◆ PROBLEM REQUIREMENTS
Each entry below is to be written out exactly, and the pictures are to be left out.
---------- DATA EXTRACT
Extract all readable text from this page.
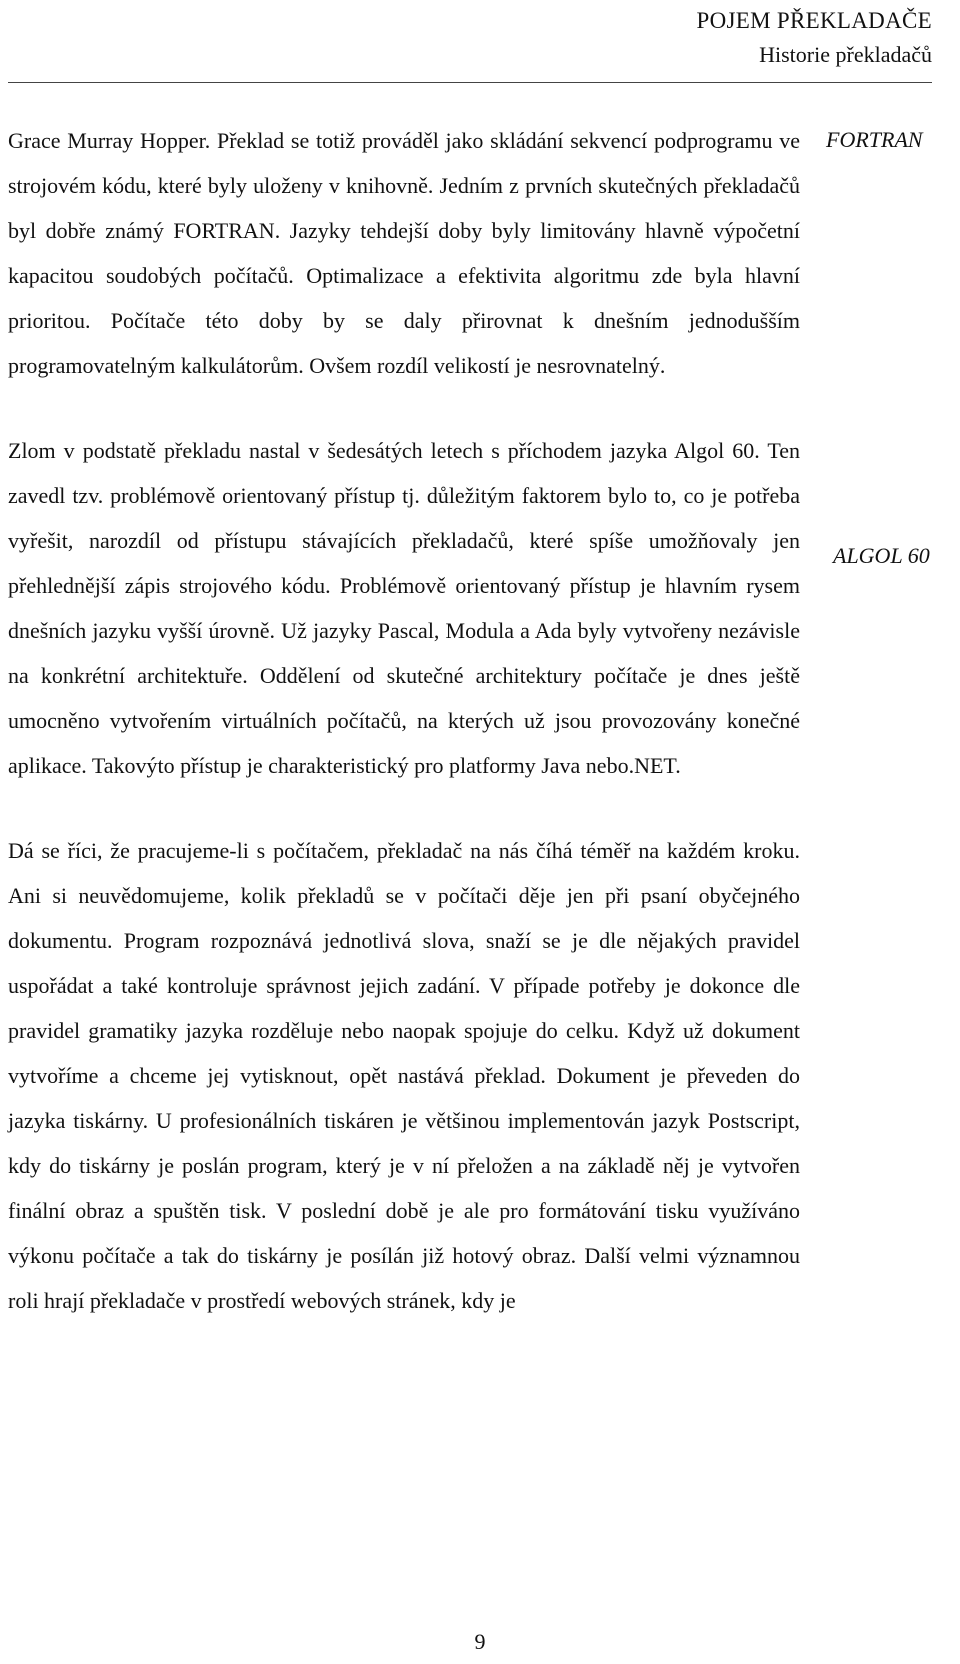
POJEM PŘEKLADAČE
Historie překladačů

Grace Murray Hopper. Překlad se totiž prováděl jako skládání sekvencí podprogramu ve strojovém kódu, které byly uloženy v knihovně. Jedním z prvních skutečných překladačů byl dobře známý FORTRAN. Jazyky tehdejší doby byly limitovány hlavně výpočetní kapacitou soudobých počítačů. Optimalizace a efektivita algoritmu zde byla hlavní prioritou. Počítače této doby by se daly přirovnat k dnešním jednodušším programovatelným kalkulátorům. Ovšem rozdíl velikostí je nesrovnatelný.

Zlom v podstatě překladu nastal v šedesátých letech s příchodem jazyka Algol 60. Ten zavedl tzv. problémově orientovaný přístup tj. důležitým faktorem bylo to, co je potřeba vyřešit, narozdíl od přístupu stávajících překladačů, které spíše umožňovaly jen přehlednější zápis strojového kódu. Problémově orientovaný přístup je hlavním rysem dnešních jazyku vyšší úrovně. Už jazyky Pascal, Modula a Ada byly vytvořeny nezávisle na konkrétní architektuře. Oddělení od skutečné architektury počítače je dnes ještě umocněno vytvořením virtuálních počítačů, na kterých už jsou provozovány konečné aplikace. Takovýto přístup je charakteristický pro platformy Java nebo.NET.

Dá se říci, že pracujeme-li s počítačem, překladač na nás číhá téměř na každém kroku. Ani si neuvědomujeme, kolik překladů se v počítači děje jen při psaní obyčejného dokumentu. Program rozpoznává jednotlivá slova, snaží se je dle nějakých pravidel uspořádat a také kontroluje správnost jejich zadání. V případe potřeby je dokonce dle pravidel gramatiky jazyka rozděluje nebo naopak spojuje do celku. Když už dokument vytvoříme a chceme jej vytisknout, opět nastává překlad. Dokument je převeden do jazyka tiskárny. U profesionálních tiskáren je většinou implementován jazyk Postscript, kdy do tiskárny je poslán program, který je v ní přeložen a na základě něj je vytvořen finální obraz a spuštěn tisk. V poslední době je ale pro formátování tisku využíváno výkonu počítače a tak do tiskárny je posílán již hotový obraz. Další velmi významnou roli hrají překladače v prostředí webových stránek, kdy je

FORTRAN
ALGOL 60
9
--------------------
◆ THE REPLY
Extract all readable text from this page.
POJEM PŘEKLADAČE
Historie překladačů

Grace Murray Hopper. Překlad se totiž prováděl jako skládání sekvencí podprogramu ve strojovém kódu, které byly uloženy v knihovně. Jedním z prvních skutečných překladačů byl dobře známý FORTRAN. Jazyky tehdejší doby byly limitovány hlavně výpočetní kapacitou soudobých počítačů. Optimalizace a efektivita algoritmu zde byla hlavní prioritou. Počítače této doby by se daly přirovnat k dnešním jednodušším programovatelným kalkulátorům. Ovšem rozdíl velikostí je nesrovnatelný.

Zlom v podstatě překladu nastal v šedesátých letech s příchodem jazyka Algol 60. Ten zavedl tzv. problémově orientovaný přístup tj. důležitým faktorem bylo to, co je potřeba vyřešit, narozdíl od přístupu stávajících překladačů, které spíše umožňovaly jen přehlednější zápis strojového kódu. Problémově orientovaný přístup je hlavním rysem dnešních jazyku vyšší úrovně. Už jazyky Pascal, Modula a Ada byly vytvořeny nezávisle na konkrétní architektuře. Oddělení od skutečné architektury počítače je dnes ještě umocněno vytvořením virtuálních počítačů, na kterých už jsou provozovány konečné aplikace. Takovýto přístup je charakteristický pro platformy Java nebo.NET.

Dá se říci, že pracujeme-li s počítačem, překladač na nás číhá téměř na každém kroku. Ani si neuvědomujeme, kolik překladů se v počítači děje jen při psaní obyčejného dokumentu. Program rozpoznává jednotlivá slova, snaží se je dle nějakých pravidel uspořádat a také kontroluje správnost jejich zadání. V případe potřeby je dokonce dle pravidel gramatiky jazyka rozděluje nebo naopak spojuje do celku. Když už dokument vytvoříme a chceme jej vytisknout, opět nastává překlad. Dokument je převeden do jazyka tiskárny. U profesionálních tiskáren je většinou implementován jazyk Postscript, kdy do tiskárny je poslán program, který je v ní přeložen a na základě něj je vytvořen finální obraz a spuštěn tisk. V poslední době je ale pro formátování tisku využíváno výkonu počítače a tak do tiskárny je posílán již hotový obraz. Další velmi významnou roli hrají překladače v prostředí webových stránek, kdy je

FORTRAN
ALGOL 60
9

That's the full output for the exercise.